Data excerpts:
--- --- ---

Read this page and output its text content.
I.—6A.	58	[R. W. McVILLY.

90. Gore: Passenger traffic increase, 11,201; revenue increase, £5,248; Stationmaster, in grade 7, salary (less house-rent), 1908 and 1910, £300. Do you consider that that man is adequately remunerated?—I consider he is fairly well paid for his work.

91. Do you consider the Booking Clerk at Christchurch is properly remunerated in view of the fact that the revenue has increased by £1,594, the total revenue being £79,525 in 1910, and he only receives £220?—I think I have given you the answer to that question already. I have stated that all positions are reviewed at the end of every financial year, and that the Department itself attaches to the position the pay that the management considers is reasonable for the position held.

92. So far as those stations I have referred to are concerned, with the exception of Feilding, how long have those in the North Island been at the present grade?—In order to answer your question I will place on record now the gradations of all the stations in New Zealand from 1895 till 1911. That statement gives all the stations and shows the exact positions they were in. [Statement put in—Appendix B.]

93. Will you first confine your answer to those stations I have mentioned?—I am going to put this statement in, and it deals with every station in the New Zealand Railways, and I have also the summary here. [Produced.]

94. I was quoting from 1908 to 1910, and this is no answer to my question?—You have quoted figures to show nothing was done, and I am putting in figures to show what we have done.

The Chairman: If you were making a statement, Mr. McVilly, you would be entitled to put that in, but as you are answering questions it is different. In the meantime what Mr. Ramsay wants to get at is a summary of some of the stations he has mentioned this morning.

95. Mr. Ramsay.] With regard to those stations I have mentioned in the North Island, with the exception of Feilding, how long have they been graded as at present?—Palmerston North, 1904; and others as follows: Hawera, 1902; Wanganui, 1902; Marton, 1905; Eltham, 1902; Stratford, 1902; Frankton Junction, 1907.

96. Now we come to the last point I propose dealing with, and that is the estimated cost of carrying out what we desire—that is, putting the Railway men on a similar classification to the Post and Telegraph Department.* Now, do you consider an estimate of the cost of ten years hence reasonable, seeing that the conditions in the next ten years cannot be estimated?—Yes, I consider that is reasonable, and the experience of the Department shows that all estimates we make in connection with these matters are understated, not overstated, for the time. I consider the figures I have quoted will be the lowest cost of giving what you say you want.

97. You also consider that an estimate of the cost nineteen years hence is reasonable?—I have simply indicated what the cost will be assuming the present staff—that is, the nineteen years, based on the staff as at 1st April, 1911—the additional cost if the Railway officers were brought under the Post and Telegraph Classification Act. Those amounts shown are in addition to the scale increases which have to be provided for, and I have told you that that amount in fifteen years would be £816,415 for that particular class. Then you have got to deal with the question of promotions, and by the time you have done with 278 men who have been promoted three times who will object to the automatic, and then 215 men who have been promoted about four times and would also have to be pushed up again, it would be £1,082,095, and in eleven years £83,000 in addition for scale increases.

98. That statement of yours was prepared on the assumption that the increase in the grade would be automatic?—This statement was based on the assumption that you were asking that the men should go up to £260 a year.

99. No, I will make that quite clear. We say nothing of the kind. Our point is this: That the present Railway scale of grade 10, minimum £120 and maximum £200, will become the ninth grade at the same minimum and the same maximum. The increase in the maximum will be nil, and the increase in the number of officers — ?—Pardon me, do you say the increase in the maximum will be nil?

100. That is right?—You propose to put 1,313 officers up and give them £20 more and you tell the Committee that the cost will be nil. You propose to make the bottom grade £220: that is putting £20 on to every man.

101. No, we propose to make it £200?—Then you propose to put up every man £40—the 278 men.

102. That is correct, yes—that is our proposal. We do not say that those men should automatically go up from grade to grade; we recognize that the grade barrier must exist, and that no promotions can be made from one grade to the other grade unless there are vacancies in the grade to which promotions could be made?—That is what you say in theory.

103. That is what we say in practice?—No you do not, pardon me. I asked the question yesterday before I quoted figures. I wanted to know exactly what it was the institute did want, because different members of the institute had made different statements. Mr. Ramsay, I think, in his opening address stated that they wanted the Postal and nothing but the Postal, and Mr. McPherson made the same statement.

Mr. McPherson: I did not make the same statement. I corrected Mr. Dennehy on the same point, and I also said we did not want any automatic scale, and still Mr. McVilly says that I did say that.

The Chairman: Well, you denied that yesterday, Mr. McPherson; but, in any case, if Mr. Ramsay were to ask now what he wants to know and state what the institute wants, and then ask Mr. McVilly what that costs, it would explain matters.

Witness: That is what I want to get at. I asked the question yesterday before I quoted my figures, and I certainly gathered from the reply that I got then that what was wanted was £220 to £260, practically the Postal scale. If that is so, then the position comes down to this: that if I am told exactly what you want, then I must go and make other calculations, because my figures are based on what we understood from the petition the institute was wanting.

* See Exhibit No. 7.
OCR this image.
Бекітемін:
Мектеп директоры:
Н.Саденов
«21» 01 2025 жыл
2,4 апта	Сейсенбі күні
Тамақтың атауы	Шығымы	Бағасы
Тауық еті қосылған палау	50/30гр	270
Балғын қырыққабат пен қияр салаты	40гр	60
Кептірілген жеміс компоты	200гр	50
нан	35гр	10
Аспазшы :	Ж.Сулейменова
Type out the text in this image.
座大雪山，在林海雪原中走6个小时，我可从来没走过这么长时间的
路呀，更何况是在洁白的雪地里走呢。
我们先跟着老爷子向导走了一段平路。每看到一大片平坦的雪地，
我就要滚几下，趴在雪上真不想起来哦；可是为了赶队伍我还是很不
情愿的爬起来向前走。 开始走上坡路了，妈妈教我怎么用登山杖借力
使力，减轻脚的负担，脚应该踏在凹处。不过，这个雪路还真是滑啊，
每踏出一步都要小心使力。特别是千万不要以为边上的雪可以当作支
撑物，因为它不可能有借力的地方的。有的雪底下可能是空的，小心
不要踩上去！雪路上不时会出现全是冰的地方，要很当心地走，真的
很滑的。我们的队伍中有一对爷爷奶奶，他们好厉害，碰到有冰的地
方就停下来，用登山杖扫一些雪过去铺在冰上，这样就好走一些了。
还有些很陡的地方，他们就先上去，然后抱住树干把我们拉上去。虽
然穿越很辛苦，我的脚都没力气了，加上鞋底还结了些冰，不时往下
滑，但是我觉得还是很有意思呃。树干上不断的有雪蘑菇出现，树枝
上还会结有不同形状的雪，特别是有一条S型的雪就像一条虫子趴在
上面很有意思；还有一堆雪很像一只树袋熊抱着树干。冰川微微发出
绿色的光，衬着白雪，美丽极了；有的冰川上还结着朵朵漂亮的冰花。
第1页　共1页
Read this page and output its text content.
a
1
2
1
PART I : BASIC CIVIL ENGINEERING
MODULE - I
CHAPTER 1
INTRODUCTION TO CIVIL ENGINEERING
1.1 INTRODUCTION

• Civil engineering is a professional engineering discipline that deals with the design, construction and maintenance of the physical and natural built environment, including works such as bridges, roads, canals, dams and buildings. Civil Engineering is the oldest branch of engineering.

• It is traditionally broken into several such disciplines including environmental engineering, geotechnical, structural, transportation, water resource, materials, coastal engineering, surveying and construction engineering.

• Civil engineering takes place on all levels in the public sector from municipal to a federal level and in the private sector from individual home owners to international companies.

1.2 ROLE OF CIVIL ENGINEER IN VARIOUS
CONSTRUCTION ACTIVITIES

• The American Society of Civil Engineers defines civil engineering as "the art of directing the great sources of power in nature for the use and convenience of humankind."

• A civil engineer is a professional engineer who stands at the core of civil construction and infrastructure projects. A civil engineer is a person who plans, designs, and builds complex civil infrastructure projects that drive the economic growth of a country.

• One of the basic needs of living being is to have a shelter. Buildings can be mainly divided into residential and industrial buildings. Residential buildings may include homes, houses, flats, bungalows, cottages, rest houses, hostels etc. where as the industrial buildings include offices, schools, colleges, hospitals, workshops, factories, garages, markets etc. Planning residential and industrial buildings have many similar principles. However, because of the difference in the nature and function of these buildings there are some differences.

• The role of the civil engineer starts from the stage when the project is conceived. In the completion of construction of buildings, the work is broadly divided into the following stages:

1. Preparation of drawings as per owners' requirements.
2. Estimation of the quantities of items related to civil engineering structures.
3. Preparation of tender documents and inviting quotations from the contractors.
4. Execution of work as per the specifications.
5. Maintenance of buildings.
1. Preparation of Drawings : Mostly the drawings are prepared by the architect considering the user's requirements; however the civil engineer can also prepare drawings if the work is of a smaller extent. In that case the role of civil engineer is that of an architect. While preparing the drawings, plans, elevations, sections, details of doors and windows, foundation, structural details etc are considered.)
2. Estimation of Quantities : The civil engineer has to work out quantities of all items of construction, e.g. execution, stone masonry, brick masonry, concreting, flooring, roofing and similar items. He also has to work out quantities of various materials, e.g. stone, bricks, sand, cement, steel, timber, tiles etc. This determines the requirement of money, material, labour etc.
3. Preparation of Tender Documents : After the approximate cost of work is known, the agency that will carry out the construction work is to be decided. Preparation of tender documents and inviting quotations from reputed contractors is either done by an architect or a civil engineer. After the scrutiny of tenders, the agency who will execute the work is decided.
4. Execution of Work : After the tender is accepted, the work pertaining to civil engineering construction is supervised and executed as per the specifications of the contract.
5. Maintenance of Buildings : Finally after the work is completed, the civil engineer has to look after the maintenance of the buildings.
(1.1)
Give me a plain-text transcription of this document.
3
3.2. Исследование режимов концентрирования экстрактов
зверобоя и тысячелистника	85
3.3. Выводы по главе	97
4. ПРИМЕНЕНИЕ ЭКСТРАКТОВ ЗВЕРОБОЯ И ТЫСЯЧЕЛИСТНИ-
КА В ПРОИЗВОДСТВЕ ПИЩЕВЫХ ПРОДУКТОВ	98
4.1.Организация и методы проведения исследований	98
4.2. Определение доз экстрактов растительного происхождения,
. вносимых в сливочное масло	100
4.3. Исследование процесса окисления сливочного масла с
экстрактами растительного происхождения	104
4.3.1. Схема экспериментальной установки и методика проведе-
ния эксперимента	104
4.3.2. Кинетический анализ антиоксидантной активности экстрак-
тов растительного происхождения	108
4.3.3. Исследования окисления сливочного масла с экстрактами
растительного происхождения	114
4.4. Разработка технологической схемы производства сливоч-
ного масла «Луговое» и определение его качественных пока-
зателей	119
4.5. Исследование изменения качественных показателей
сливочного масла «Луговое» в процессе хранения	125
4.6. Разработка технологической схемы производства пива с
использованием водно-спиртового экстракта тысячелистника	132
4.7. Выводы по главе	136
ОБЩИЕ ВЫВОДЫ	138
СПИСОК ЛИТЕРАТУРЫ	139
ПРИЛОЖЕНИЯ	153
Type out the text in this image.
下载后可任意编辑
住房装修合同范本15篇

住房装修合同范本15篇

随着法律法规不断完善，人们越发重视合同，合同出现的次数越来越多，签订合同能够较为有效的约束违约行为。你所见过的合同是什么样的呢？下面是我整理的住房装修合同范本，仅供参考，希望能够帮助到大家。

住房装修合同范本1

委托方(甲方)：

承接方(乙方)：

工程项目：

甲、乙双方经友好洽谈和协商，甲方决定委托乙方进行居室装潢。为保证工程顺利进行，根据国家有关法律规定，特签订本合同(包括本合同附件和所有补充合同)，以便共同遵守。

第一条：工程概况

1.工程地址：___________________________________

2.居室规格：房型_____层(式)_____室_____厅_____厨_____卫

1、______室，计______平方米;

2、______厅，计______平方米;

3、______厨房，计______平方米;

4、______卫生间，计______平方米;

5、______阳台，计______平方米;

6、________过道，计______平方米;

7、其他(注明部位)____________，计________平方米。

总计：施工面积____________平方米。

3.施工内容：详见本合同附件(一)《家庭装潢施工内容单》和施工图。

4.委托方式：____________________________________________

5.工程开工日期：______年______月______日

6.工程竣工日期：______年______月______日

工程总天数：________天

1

--- --- ---

EXERCISE PROMPT | Gather and copy every line of the data in which the string "exactly" is found.

CORRECT ANSWER |
103. That is what we say in practice?—No you do not, pardon me. I asked the question yesterday before I quoted figures. I wanted to know exactly what it was the institute did want, because different members of the institute had made different statements. Mr. Ramsay, I think, in his opening address stated that they wanted the Postal and nothing but the Postal, and Mr. McPherson made the same statement.
Witness: That is what I want to get at. I asked the question yesterday before I quoted my figures, and I certainly gathered from the reply that I got then that what was wanted was £220 to £260, practically the Postal scale. If that is so, then the position comes down to this: that if I am told exactly what you want, then I must go and make other calculations, because my figures are based on what we understood from the petition the institute was wanting.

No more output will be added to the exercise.